WRITTEN REQUEST. Omit the images, then output each of the records below exactly.

[A block of data]

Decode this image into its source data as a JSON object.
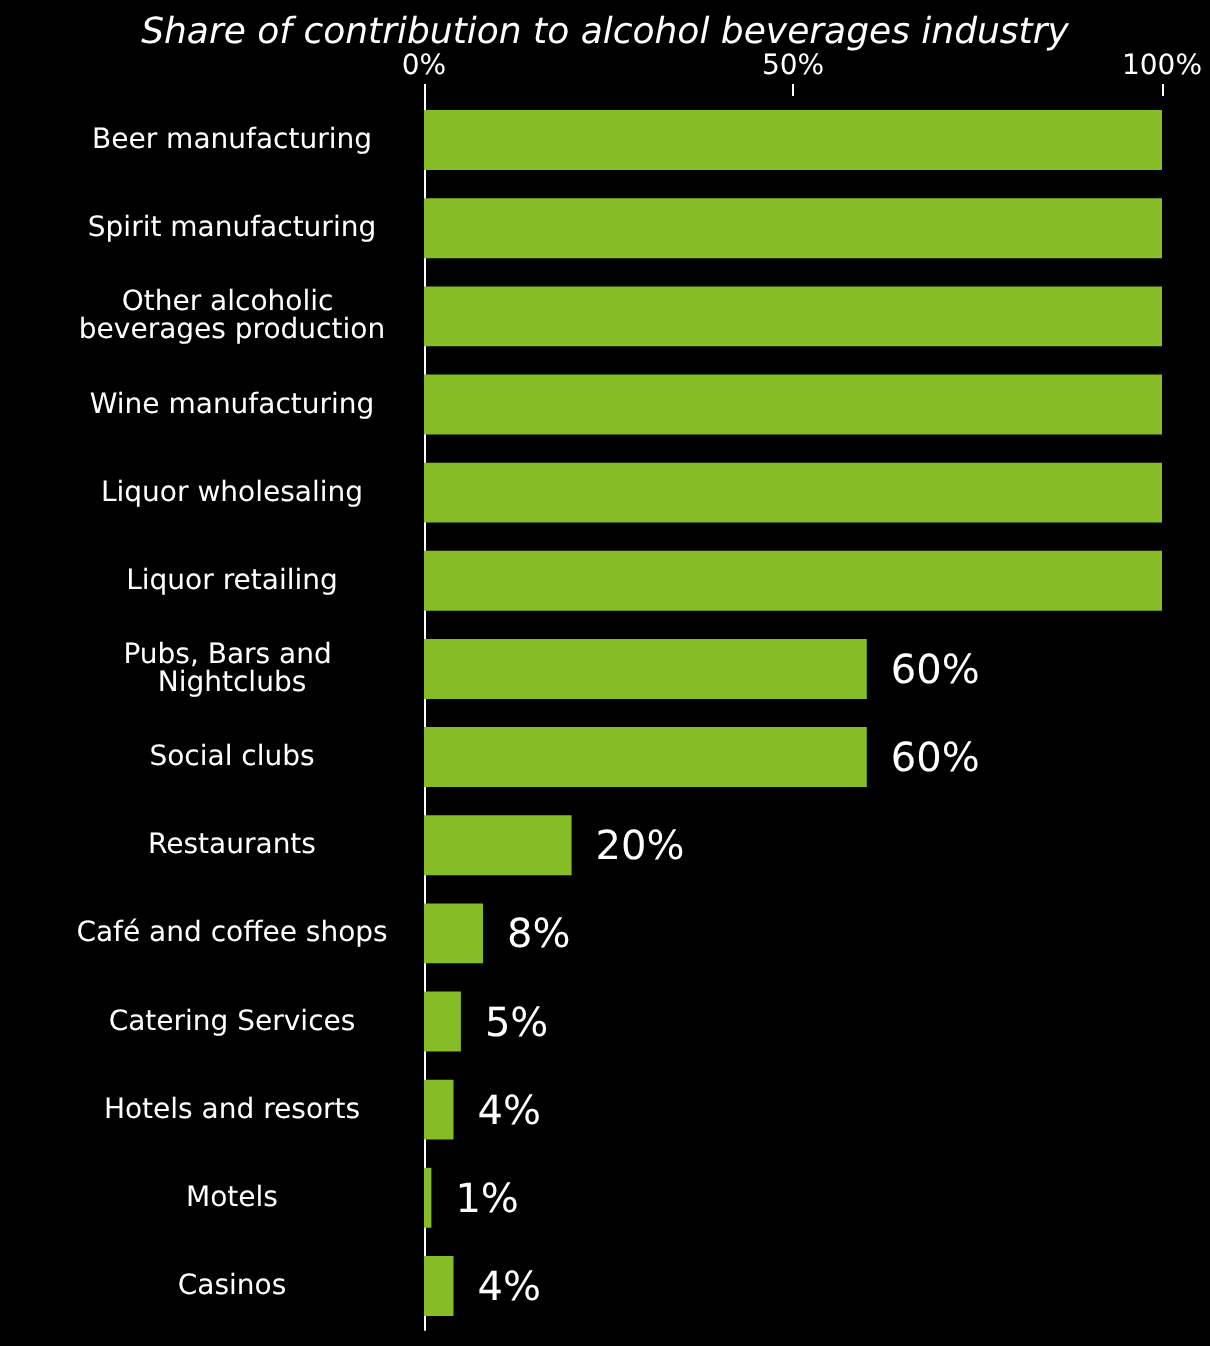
{
  "chart_data": {
    "type": "bar",
    "orientation": "horizontal",
    "title": "Share of contribution to alcohol beverages industry",
    "categories": [
      "Beer manufacturing",
      "Spirit manufacturing",
      "Other alcoholic beverages production",
      "Wine manufacturing",
      "Liquor wholesaling",
      "Liquor retailing",
      "Pubs, Bars and Nightclubs",
      "Social clubs",
      "Restaurants",
      "Café and coffee shops",
      "Catering Services",
      "Hotels and resorts",
      "Motels",
      "Casinos"
    ],
    "values": [
      100,
      100,
      100,
      100,
      100,
      100,
      60,
      60,
      20,
      8,
      5,
      4,
      1,
      4
    ],
    "value_labels": [
      null,
      null,
      null,
      null,
      null,
      null,
      "60%",
      "60%",
      "20%",
      "8%",
      "5%",
      "4%",
      "1%",
      "4%"
    ],
    "color": "#86bc25",
    "xlim": [
      0,
      100
    ],
    "xticks": [
      {
        "value": 0,
        "label": "0%"
      },
      {
        "value": 50,
        "label": "50%"
      },
      {
        "value": 100,
        "label": "100%"
      }
    ],
    "grid": false
  }
}
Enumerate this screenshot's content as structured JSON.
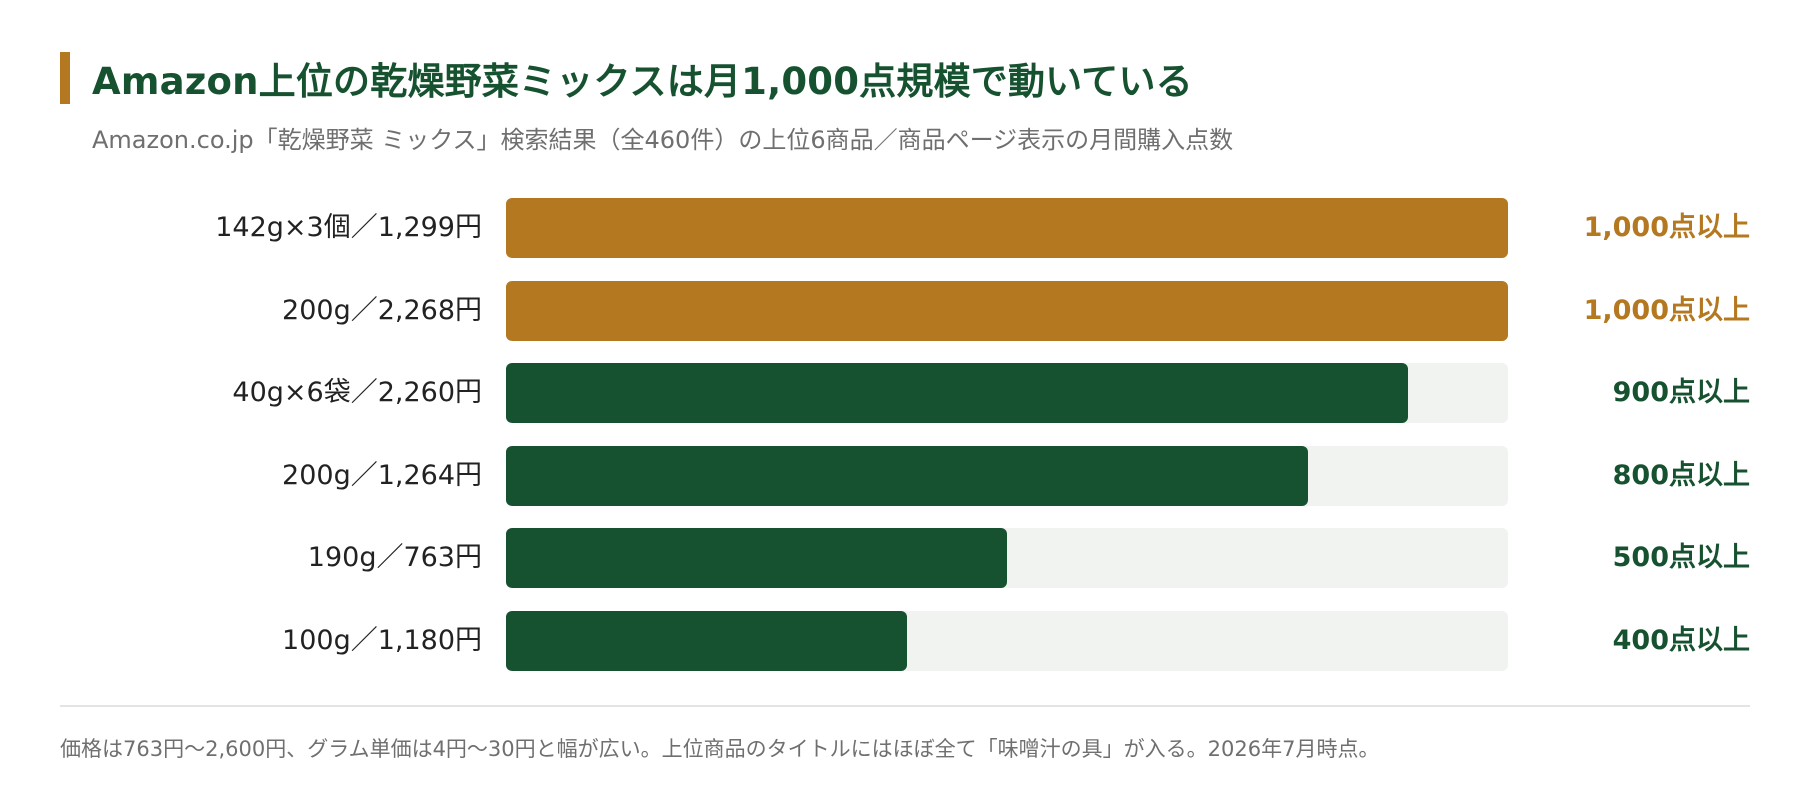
{
  "header": {
    "title": "Amazon上位の乾燥野菜ミックスは月1,000点規模で動いている",
    "subtitle": "Amazon.co.jp「乾燥野菜 ミックス」検索結果（全460件）の上位6商品／商品ページ表示の月間購入点数"
  },
  "footer": {
    "note": "価格は763円〜2,600円、グラム単価は4円〜30円と幅が広い。上位商品のタイトルにはほぼ全て「味噌汁の具」が入る。2026年7月時点。"
  },
  "colors": {
    "highlight": "#b47820",
    "primary": "#175230",
    "track": "#f1f3f1",
    "title": "#175230"
  },
  "chart_data": {
    "type": "bar",
    "orientation": "horizontal",
    "title": "Amazon上位の乾燥野菜ミックスは月1,000点規模で動いている",
    "subtitle": "Amazon.co.jp「乾燥野菜 ミックス」検索結果（全460件）の上位6商品／商品ページ表示の月間購入点数",
    "xlim": [
      0,
      1000
    ],
    "grid": false,
    "categories": [
      "142g×3個／1,299円",
      "200g／2,268円",
      "40g×6袋／2,260円",
      "200g／1,264円",
      "190g／763円",
      "100g／1,180円"
    ],
    "values": [
      1000,
      1000,
      900,
      800,
      500,
      400
    ],
    "value_labels": [
      "1,000点以上",
      "1,000点以上",
      "900点以上",
      "800点以上",
      "500点以上",
      "400点以上"
    ],
    "highlight": [
      true,
      true,
      false,
      false,
      false,
      false
    ]
  }
}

WRITTEN RESPONSE.
Decode this image into its source data as a JSON object.
{
  "chart_data": {
    "type": "bar",
    "orientation": "horizontal",
    "title": "Share of contribution to alcohol beverages industry",
    "categories": [
      "Beer manufacturing",
      "Spirit manufacturing",
      "Other alcoholic beverages production",
      "Wine manufacturing",
      "Liquor wholesaling",
      "Liquor retailing",
      "Pubs, Bars and Nightclubs",
      "Social clubs",
      "Restaurants",
      "Café and coffee shops",
      "Catering Services",
      "Hotels and resorts",
      "Motels",
      "Casinos"
    ],
    "values": [
      100,
      100,
      100,
      100,
      100,
      100,
      60,
      60,
      20,
      8,
      5,
      4,
      1,
      4
    ],
    "value_labels": [
      null,
      null,
      null,
      null,
      null,
      null,
      "60%",
      "60%",
      "20%",
      "8%",
      "5%",
      "4%",
      "1%",
      "4%"
    ],
    "color": "#86bc25",
    "xlim": [
      0,
      100
    ],
    "xticks": [
      {
        "value": 0,
        "label": "0%"
      },
      {
        "value": 50,
        "label": "50%"
      },
      {
        "value": 100,
        "label": "100%"
      }
    ],
    "grid": false
  }
}
Enumerate this screenshot's content as structured JSON.
{
  "header": {
    "title": "Amazon上位の乾燥野菜ミックスは月1,000点規模で動いている",
    "subtitle": "Amazon.co.jp「乾燥野菜 ミックス」検索結果（全460件）の上位6商品／商品ページ表示の月間購入点数"
  },
  "footer": {
    "note": "価格は763円〜2,600円、グラム単価は4円〜30円と幅が広い。上位商品のタイトルにはほぼ全て「味噌汁の具」が入る。2026年7月時点。"
  },
  "colors": {
    "highlight": "#b47820",
    "primary": "#175230",
    "track": "#f1f3f1",
    "title": "#175230"
  },
  "chart_data": {
    "type": "bar",
    "orientation": "horizontal",
    "title": "Amazon上位の乾燥野菜ミックスは月1,000点規模で動いている",
    "subtitle": "Amazon.co.jp「乾燥野菜 ミックス」検索結果（全460件）の上位6商品／商品ページ表示の月間購入点数",
    "xlim": [
      0,
      1000
    ],
    "grid": false,
    "categories": [
      "142g×3個／1,299円",
      "200g／2,268円",
      "40g×6袋／2,260円",
      "200g／1,264円",
      "190g／763円",
      "100g／1,180円"
    ],
    "values": [
      1000,
      1000,
      900,
      800,
      500,
      400
    ],
    "value_labels": [
      "1,000点以上",
      "1,000点以上",
      "900点以上",
      "800点以上",
      "500点以上",
      "400点以上"
    ],
    "highlight": [
      true,
      true,
      false,
      false,
      false,
      false
    ]
  }
}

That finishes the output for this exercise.